[start of GIVEN RECORDS]
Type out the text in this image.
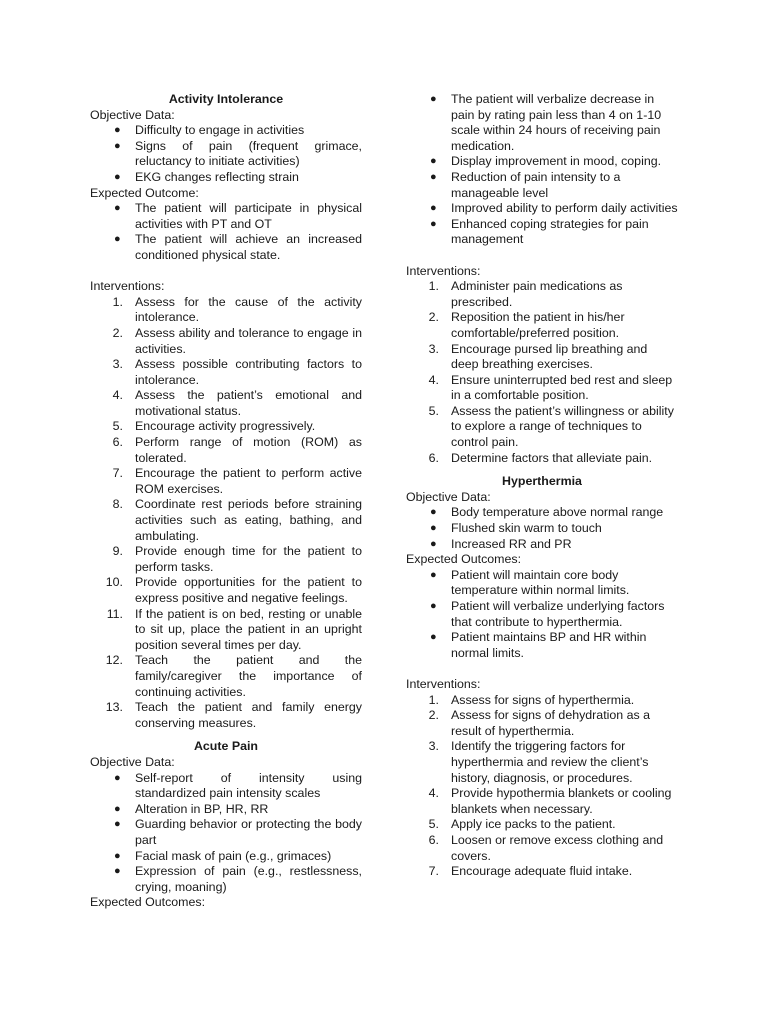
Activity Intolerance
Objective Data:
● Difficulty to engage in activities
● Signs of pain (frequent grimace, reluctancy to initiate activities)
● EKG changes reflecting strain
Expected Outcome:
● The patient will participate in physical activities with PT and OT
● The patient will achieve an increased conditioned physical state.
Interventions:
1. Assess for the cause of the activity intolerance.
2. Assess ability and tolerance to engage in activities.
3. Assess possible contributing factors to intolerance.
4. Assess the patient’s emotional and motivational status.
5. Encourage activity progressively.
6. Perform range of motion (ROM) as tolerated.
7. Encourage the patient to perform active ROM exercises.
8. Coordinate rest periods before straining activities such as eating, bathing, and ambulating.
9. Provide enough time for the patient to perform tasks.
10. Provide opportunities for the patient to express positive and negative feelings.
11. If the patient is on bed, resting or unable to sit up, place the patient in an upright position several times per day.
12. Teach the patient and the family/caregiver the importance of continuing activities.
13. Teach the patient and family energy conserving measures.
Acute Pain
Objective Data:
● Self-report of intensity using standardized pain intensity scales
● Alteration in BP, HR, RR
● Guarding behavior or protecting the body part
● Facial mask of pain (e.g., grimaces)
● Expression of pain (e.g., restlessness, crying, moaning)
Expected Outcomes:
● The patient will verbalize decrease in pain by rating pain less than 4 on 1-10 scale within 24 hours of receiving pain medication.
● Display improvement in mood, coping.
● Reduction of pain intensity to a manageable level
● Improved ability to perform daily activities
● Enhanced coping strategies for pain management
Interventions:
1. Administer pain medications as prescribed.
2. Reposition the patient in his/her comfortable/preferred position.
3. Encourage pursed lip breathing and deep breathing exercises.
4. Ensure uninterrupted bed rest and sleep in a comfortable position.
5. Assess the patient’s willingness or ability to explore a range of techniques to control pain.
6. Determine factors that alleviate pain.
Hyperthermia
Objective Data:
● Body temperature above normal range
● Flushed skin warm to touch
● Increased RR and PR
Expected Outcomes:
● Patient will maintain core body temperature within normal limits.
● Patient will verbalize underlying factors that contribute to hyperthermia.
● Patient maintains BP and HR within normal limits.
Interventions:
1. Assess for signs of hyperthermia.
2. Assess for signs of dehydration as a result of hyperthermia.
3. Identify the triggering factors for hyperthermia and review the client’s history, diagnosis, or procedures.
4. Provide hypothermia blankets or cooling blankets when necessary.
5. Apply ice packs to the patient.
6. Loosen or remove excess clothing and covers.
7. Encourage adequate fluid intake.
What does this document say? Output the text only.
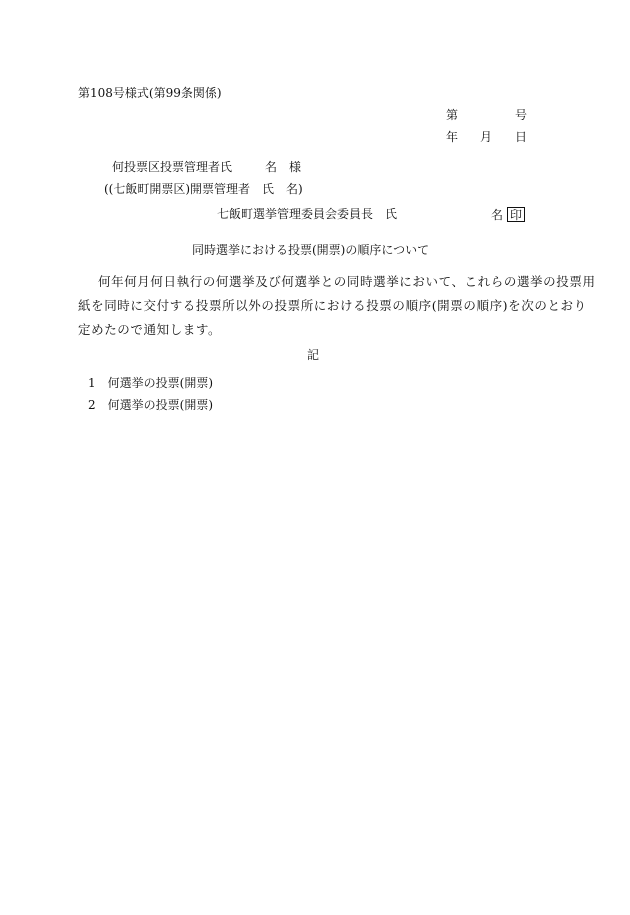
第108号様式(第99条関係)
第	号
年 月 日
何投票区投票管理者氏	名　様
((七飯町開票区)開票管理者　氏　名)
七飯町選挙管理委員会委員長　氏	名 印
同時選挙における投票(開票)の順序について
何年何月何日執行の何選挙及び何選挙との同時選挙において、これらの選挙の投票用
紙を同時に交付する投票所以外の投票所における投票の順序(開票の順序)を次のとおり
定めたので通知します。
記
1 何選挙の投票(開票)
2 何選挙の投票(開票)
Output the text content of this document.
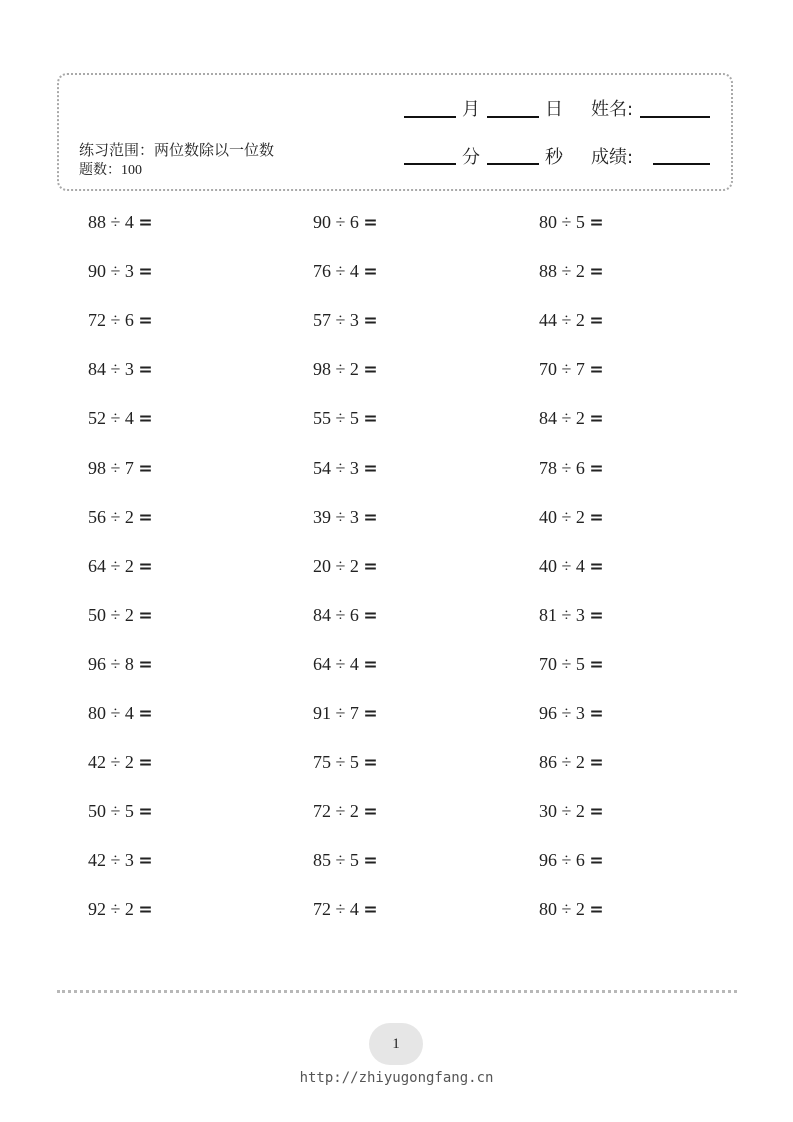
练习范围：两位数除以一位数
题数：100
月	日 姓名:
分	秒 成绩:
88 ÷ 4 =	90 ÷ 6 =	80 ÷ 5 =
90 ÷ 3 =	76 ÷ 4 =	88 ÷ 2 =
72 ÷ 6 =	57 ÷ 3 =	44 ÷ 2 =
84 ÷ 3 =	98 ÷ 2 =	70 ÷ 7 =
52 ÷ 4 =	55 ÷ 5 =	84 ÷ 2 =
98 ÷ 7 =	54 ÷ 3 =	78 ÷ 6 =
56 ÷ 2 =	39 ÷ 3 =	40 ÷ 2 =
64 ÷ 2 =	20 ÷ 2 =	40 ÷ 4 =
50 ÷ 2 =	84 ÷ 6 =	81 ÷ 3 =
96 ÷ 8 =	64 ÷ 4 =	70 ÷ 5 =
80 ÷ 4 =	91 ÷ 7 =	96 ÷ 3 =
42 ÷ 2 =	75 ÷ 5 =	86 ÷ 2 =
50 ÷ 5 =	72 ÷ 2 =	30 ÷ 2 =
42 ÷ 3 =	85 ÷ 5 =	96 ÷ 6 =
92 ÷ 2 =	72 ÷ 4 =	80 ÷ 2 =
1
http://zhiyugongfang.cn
[end of GIVEN RECORDS]
### JOB
Lines from the one that contains "What does this" through the last line of the data above are to be extracted exactly, with no pictures and no other lines.

### SOLUTION TO THIS TASK
What does this document say? Output the text only.
第108号様式(第99条関係)
第	号
年 月 日
何投票区投票管理者氏	名　様
((七飯町開票区)開票管理者　氏　名)
七飯町選挙管理委員会委員長　氏	名 印
同時選挙における投票(開票)の順序について
何年何月何日執行の何選挙及び何選挙との同時選挙において、これらの選挙の投票用
紙を同時に交付する投票所以外の投票所における投票の順序(開票の順序)を次のとおり
定めたので通知します。
記
1 何選挙の投票(開票)
2 何選挙の投票(開票)
Output the text content of this document.
练习范围：两位数除以一位数
题数：100
月	日 姓名:
分	秒 成绩:
88 ÷ 4 =	90 ÷ 6 =	80 ÷ 5 =
90 ÷ 3 =	76 ÷ 4 =	88 ÷ 2 =
72 ÷ 6 =	57 ÷ 3 =	44 ÷ 2 =
84 ÷ 3 =	98 ÷ 2 =	70 ÷ 7 =
52 ÷ 4 =	55 ÷ 5 =	84 ÷ 2 =
98 ÷ 7 =	54 ÷ 3 =	78 ÷ 6 =
56 ÷ 2 =	39 ÷ 3 =	40 ÷ 2 =
64 ÷ 2 =	20 ÷ 2 =	40 ÷ 4 =
50 ÷ 2 =	84 ÷ 6 =	81 ÷ 3 =
96 ÷ 8 =	64 ÷ 4 =	70 ÷ 5 =
80 ÷ 4 =	91 ÷ 7 =	96 ÷ 3 =
42 ÷ 2 =	75 ÷ 5 =	86 ÷ 2 =
50 ÷ 5 =	72 ÷ 2 =	30 ÷ 2 =
42 ÷ 3 =	85 ÷ 5 =	96 ÷ 6 =
92 ÷ 2 =	72 ÷ 4 =	80 ÷ 2 =
1
http://zhiyugongfang.cn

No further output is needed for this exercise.